Given exercise:
Copy every one of the records below line for line, changing nothing, but leave out the pictures.

Some records:
::::
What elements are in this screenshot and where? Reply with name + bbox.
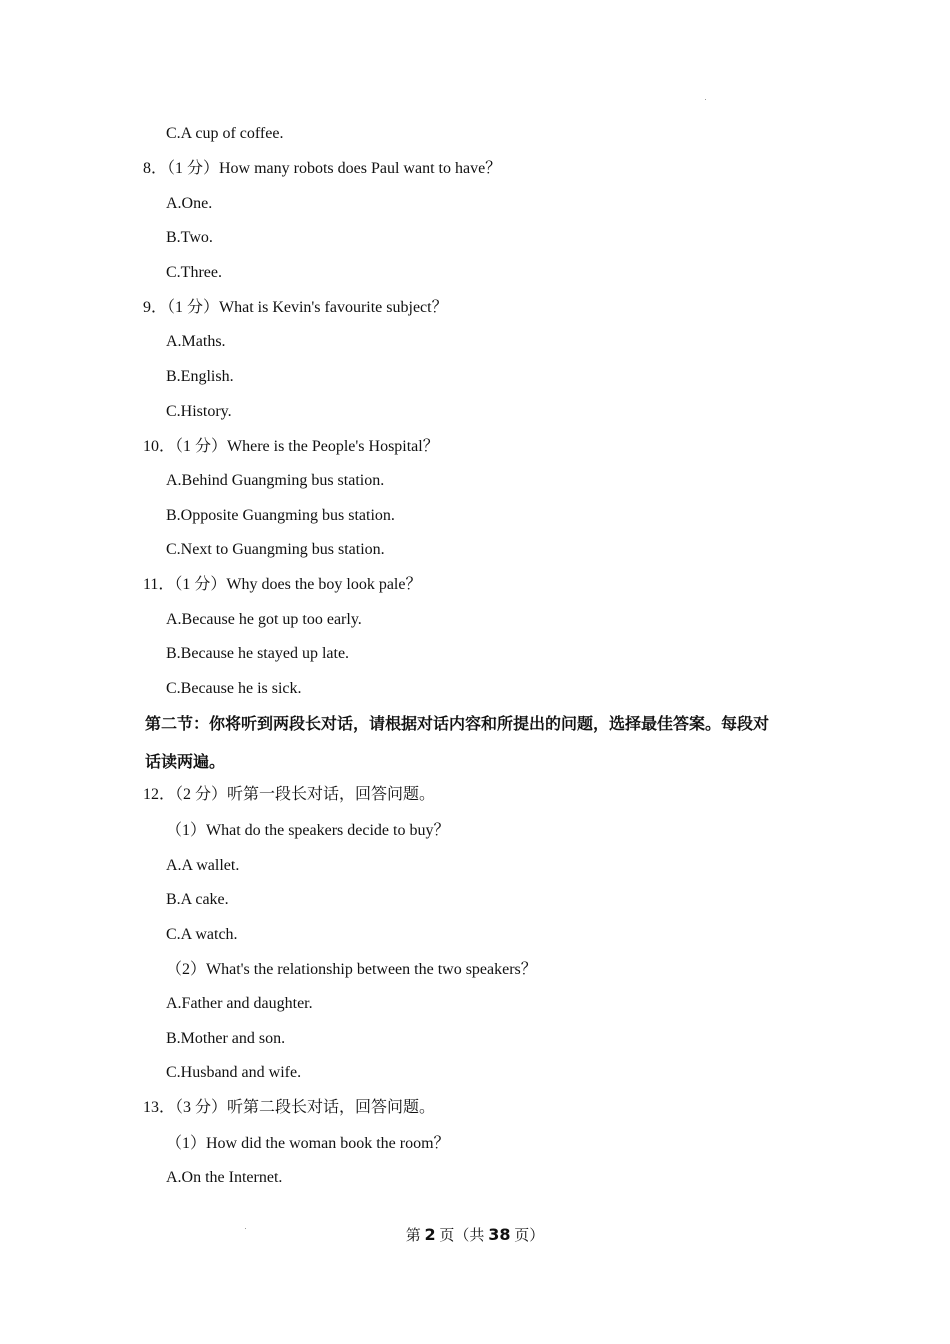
footer-total-pages: 38 [488,1225,511,1244]
answer-option: B.Opposite Guangming bus station. [166,507,395,524]
sub-question: （1）How did the woman book the room？ [166,1135,450,1152]
footer-page-number: 2 [424,1225,436,1244]
question-stem: 9．（1 分）What is Kevin's favourite subject？ [143,299,448,316]
answer-option: B.Because he stayed up late. [166,645,350,662]
answer-option: C.History. [166,403,232,420]
sub-question: （2）What's the relationship between the two speakers？ [166,961,537,978]
answer-option: C.Next to Guangming bus station. [166,541,385,558]
page-footer [0,1225,950,1246]
scan-dot [245,1228,246,1229]
question-stem: 13．（3 分）听第二段长对话，回答问题。 [143,1099,436,1116]
question-stem: 12．（2 分）听第一段长对话，回答问题。 [143,786,436,803]
section-heading: 第二节：你将听到两段长对话，请根据对话内容和所提出的问题，选择最佳答案。每段对 [145,714,770,733]
answer-option: C.Three. [166,264,222,281]
answer-option: A.One. [166,195,213,212]
section-heading: 话读两遍。 [145,752,226,771]
answer-option: B.Two. [166,229,213,246]
footer-middle: 页（共 [435,1228,489,1244]
answer-option: A.Behind Guangming bus station. [166,472,385,489]
footer-suffix: 页） [510,1228,545,1244]
answer-option: A.On the Internet. [166,1169,283,1186]
question-stem: 11．（1 分）Why does the boy look pale？ [143,576,422,593]
answer-option: B.A cake. [166,891,229,908]
sub-question: （1）What do the speakers decide to buy？ [166,822,450,839]
answer-option: B.Mother and son. [166,1030,286,1047]
answer-option: C.A cup of coffee. [166,125,284,142]
answer-option: A.A wallet. [166,857,240,874]
scan-dot [705,99,706,100]
question-stem: 8．（1 分）How many robots does Paul want to have？ [143,160,502,177]
answer-option: A.Maths. [166,333,226,350]
answer-option: C.Because he is sick. [166,680,302,697]
answer-option: A.Because he got up too early. [166,611,362,628]
question-stem: 10．（1 分）Where is the People's Hospital？ [143,438,439,455]
answer-option: C.Husband and wife. [166,1064,302,1081]
footer-prefix: 第 [405,1228,425,1244]
answer-option: B.English. [166,368,234,385]
answer-option: C.A watch. [166,926,238,943]
answer-option: A.Father and daughter. [166,995,313,1012]
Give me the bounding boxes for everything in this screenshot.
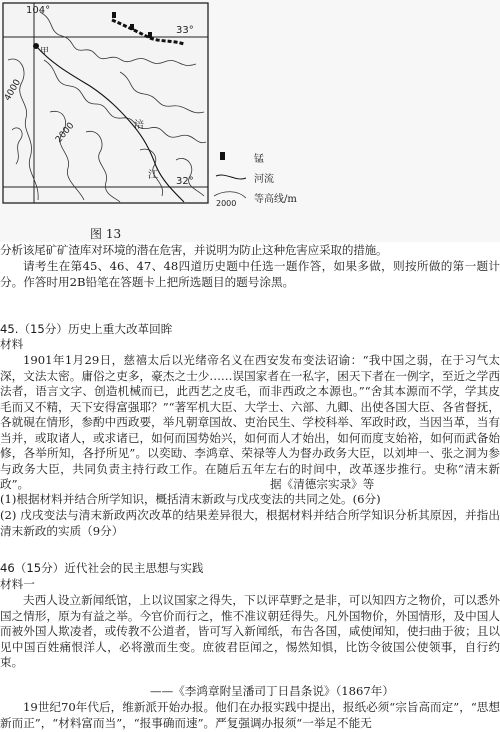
q45-subquestion-2: (2) 戊戌变法与清末新政两次改革的结果差异很大，根据材料并结合所学知识分析其原因，并指出清末新政的实质（9分）: [0, 508, 500, 538]
map-figure-13: [0, 0, 500, 242]
q46-source: ——《李鸿章附呈潘司丁日昌条说》（1867年）: [150, 684, 394, 698]
q46-material-label: 材料一: [0, 577, 35, 591]
river-label-1: 涪: [134, 120, 144, 131]
longitude-label: 104°: [26, 5, 51, 16]
place-marker: [33, 43, 39, 49]
mine-legend-icon: [220, 152, 225, 160]
contour-label-2000: 2000: [54, 121, 77, 145]
q45-source: 据《清德宗实录》等: [270, 477, 375, 491]
contour-legend-value: 2000: [216, 199, 237, 208]
q46-paragraph-2: 19世纪70年代后，维新派开始办报。他们在办报实践中提出，报纸必须“宗旨高而定”，“思想新而正”，“材料富而当”，“报事确而速”。严复强调办报须“一举足不能无: [0, 700, 500, 730]
question-tail: 分析该尾矿矿渣库对环境的潜在危害，并说明为防止这种危害应采取的措施。: [0, 243, 388, 257]
q46-material: [0, 593, 500, 671]
river-legend-label: 河流: [254, 174, 274, 185]
q46-material-text: 夫西人设立新闻纸馆，上以议国家之得失，下以评草野之是非，可以知四方之物价，可以悉外国之情形，原为有益之举。今官价而行之，惟不准议朝廷得失。凡外国物价，外国情形，及中国人而被外国人欺凌者，或传教不公道者，皆可写入新闻纸，布告各国，咸使闻知，使扫曲于彼；且以见中国百姓痛恨洋人，必将激而生变。庶彼君臣闻之，惕然知惧，比饬令彼国公使领事，自行约束。: [0, 593, 500, 669]
latitude-label-33: 33°: [176, 25, 194, 36]
q46-paragraph-2-block: [0, 700, 500, 731]
place-label: 甲: [40, 47, 50, 57]
q45-subquestion-1: (1)根据材料并结合所学知识，概括清末新政与戊戌变法的共同之处。(6分): [0, 492, 381, 506]
contour-legend-label: 等高线/m: [254, 194, 297, 205]
q45-material-label: 材料: [0, 337, 24, 351]
latitude-label-32: 32°: [176, 176, 194, 187]
river-label-2: 江: [148, 170, 158, 181]
contour-label-4000: 4000: [2, 77, 24, 103]
q45-subquestion-2-block: [0, 508, 500, 539]
instructions: [0, 259, 500, 290]
q46-title: 46（15分）近代社会的民主思想与实践: [0, 561, 204, 575]
instructions-text: 请考生在第45、46、47、48四道历史题中任选一题作答，如果多做，则按所做的第一题计分。作答时用2B铅笔在答题卡上把所选题目的题号涂黑。: [0, 259, 500, 289]
mine-legend-label: 锰: [254, 154, 264, 165]
q45-title: 45.（15分）历史上重大改革回眸: [0, 322, 173, 336]
q45-material-text: 1901年1月29日，慈禧太后以光绪帝名义在西安发布变法诏谕：“我中国之弱，在于习气太深，文法太密。庸俗之吏多，豪杰之士少……误国家者在一私字，困天下者在一例字，至近之学西法者，语言文字、创造机械而已，此西艺之皮毛，而非西政之本源也。”“舍其本源而不学，学其皮毛而又不精，天下安得富强耶？”“著军机大臣、大学士、六部、九卿、出使各国大臣、各省督抚，各就硯在情形，参酌中西政要，举凡朝章国故、吏治民生、学校科举、军政时政，当因当革，当有当并，或取诸人，或求诸已，如何而国势始兴，如何而人才始出，如何而度支始裕，如何而武备始修，各举所知，各抒所见”。以奕劻、李鸿章、荣禄等人为督办政务大臣，以刘坤一、张之洞为参与政务大臣，共同负责主持行政工作。在随后五年左右的时间中，改革逐步推行。史称“清末新政”。: [0, 353, 500, 491]
figure-caption: 图 13: [90, 227, 122, 241]
q45-material: [0, 353, 500, 493]
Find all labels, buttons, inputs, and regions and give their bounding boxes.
::::
Solution for this exercise:
What elements are in this screenshot and where? Reply with name + bbox.
footer-total-pages: 38 [488,1225,511,1244]
answer-option: B.Opposite Guangming bus station. [166,507,395,524]
sub-question: （1）How did the woman book the room？ [166,1135,450,1152]
footer-page-number: 2 [424,1225,436,1244]
question-stem: 9．（1 分）What is Kevin's favourite subject？ [143,299,448,316]
answer-option: B.Because he stayed up late. [166,645,350,662]
answer-option: C.History. [166,403,232,420]
sub-question: （2）What's the relationship between the two speakers？ [166,961,537,978]
answer-option: C.Next to Guangming bus station. [166,541,385,558]
page-footer [0,1225,950,1246]
scan-dot [245,1228,246,1229]
question-stem: 13．（3 分）听第二段长对话，回答问题。 [143,1099,436,1116]
question-stem: 12．（2 分）听第一段长对话，回答问题。 [143,786,436,803]
section-heading: 第二节：你将听到两段长对话，请根据对话内容和所提出的问题，选择最佳答案。每段对 [145,714,770,733]
answer-option: C.Three. [166,264,222,281]
answer-option: A.One. [166,195,213,212]
section-heading: 话读两遍。 [145,752,226,771]
answer-option: B.Two. [166,229,213,246]
footer-middle: 页（共 [435,1228,489,1244]
answer-option: A.Behind Guangming bus station. [166,472,385,489]
footer-suffix: 页） [510,1228,545,1244]
answer-option: A.On the Internet. [166,1169,283,1186]
question-stem: 11．（1 分）Why does the boy look pale？ [143,576,422,593]
answer-option: B.A cake. [166,891,229,908]
sub-question: （1）What do the speakers decide to buy？ [166,822,450,839]
answer-option: B.Mother and son. [166,1030,286,1047]
answer-option: C.A cup of coffee. [166,125,284,142]
answer-option: A.A wallet. [166,857,240,874]
scan-dot [705,99,706,100]
question-stem: 8．（1 分）How many robots does Paul want to have？ [143,160,502,177]
answer-option: A.Maths. [166,333,226,350]
answer-option: C.Because he is sick. [166,680,302,697]
answer-option: A.Because he got up too early. [166,611,362,628]
question-stem: 10．（1 分）Where is the People's Hospital？ [143,438,439,455]
answer-option: C.Husband and wife. [166,1064,302,1081]
footer-prefix: 第 [405,1228,425,1244]
answer-option: B.English. [166,368,234,385]
answer-option: C.A watch. [166,926,238,943]
answer-option: A.Father and daughter. [166,995,313,1012]
Give me the bounding boxes for everything in this screenshot.
q45-subquestion-2: (2) 戊戌变法与清末新政两次改革的结果差异很大，根据材料并结合所学知识分析其原因，并指出清末新政的实质（9分）: [0, 508, 500, 538]
map-figure-13: [0, 0, 500, 242]
q46-source: ——《李鸿章附呈潘司丁日昌条说》（1867年）: [150, 684, 394, 698]
q46-material-label: 材料一: [0, 577, 35, 591]
river-label-1: 涪: [134, 120, 144, 131]
longitude-label: 104°: [26, 5, 51, 16]
place-marker: [33, 43, 39, 49]
mine-legend-icon: [220, 152, 225, 160]
contour-label-2000: 2000: [54, 121, 77, 145]
q45-source: 据《清德宗实录》等: [270, 477, 375, 491]
contour-legend-value: 2000: [216, 199, 237, 208]
q46-paragraph-2: 19世纪70年代后，维新派开始办报。他们在办报实践中提出，报纸必须“宗旨高而定”，“思想新而正”，“材料富而当”，“报事确而速”。严复强调办报须“一举足不能无: [0, 700, 500, 730]
question-tail: 分析该尾矿矿渣库对环境的潜在危害，并说明为防止这种危害应采取的措施。: [0, 243, 388, 257]
q46-material: [0, 593, 500, 671]
river-legend-label: 河流: [254, 174, 274, 185]
q46-material-text: 夫西人设立新闻纸馆，上以议国家之得失，下以评草野之是非，可以知四方之物价，可以悉外国之情形，原为有益之举。今官价而行之，惟不准议朝廷得失。凡外国物价，外国情形，及中国人而被外国人欺凌者，或传教不公道者，皆可写入新闻纸，布告各国，咸使闻知，使扫曲于彼；且以见中国百姓痛恨洋人，必将激而生变。庶彼君臣闻之，惕然知惧，比饬令彼国公使领事，自行约束。: [0, 593, 500, 669]
latitude-label-33: 33°: [176, 25, 194, 36]
q46-paragraph-2-block: [0, 700, 500, 731]
place-label: 甲: [40, 47, 50, 57]
q45-subquestion-1: (1)根据材料并结合所学知识，概括清末新政与戊戌变法的共同之处。(6分): [0, 492, 381, 506]
contour-legend-label: 等高线/m: [254, 194, 297, 205]
q45-material-label: 材料: [0, 337, 24, 351]
latitude-label-32: 32°: [176, 176, 194, 187]
river-label-2: 江: [148, 170, 158, 181]
contour-label-4000: 4000: [2, 77, 24, 103]
q45-subquestion-2-block: [0, 508, 500, 539]
instructions: [0, 259, 500, 290]
q46-title: 46（15分）近代社会的民主思想与实践: [0, 561, 204, 575]
instructions-text: 请考生在第45、46、47、48四道历史题中任选一题作答，如果多做，则按所做的第一题计分。作答时用2B铅笔在答题卡上把所选题目的题号涂黑。: [0, 259, 500, 289]
mine-legend-label: 锰: [254, 154, 264, 165]
q45-title: 45.（15分）历史上重大改革回眸: [0, 322, 173, 336]
q45-material-text: 1901年1月29日，慈禧太后以光绪帝名义在西安发布变法诏谕：“我中国之弱，在于习气太深，文法太密。庸俗之吏多，豪杰之士少……误国家者在一私字，困天下者在一例字，至近之学西法者，语言文字、创造机械而已，此西艺之皮毛，而非西政之本源也。”“舍其本源而不学，学其皮毛而又不精，天下安得富强耶？”“著军机大臣、大学士、六部、九卿、出使各国大臣、各省督抚，各就硯在情形，参酌中西政要，举凡朝章国故、吏治民生、学校科举、军政时政，当因当革，当有当并，或取诸人，或求诸已，如何而国势始兴，如何而人才始出，如何而度支始裕，如何而武备始修，各举所知，各抒所见”。以奕劻、李鸿章、荣禄等人为督办政务大臣，以刘坤一、张之洞为参与政务大臣，共同负责主持行政工作。在随后五年左右的时间中，改革逐步推行。史称“清末新政”。: [0, 353, 500, 491]
figure-caption: 图 13: [90, 227, 122, 241]
q45-material: [0, 353, 500, 493]
Find all labels, buttons, inputs, and regions and give their bounding boxes.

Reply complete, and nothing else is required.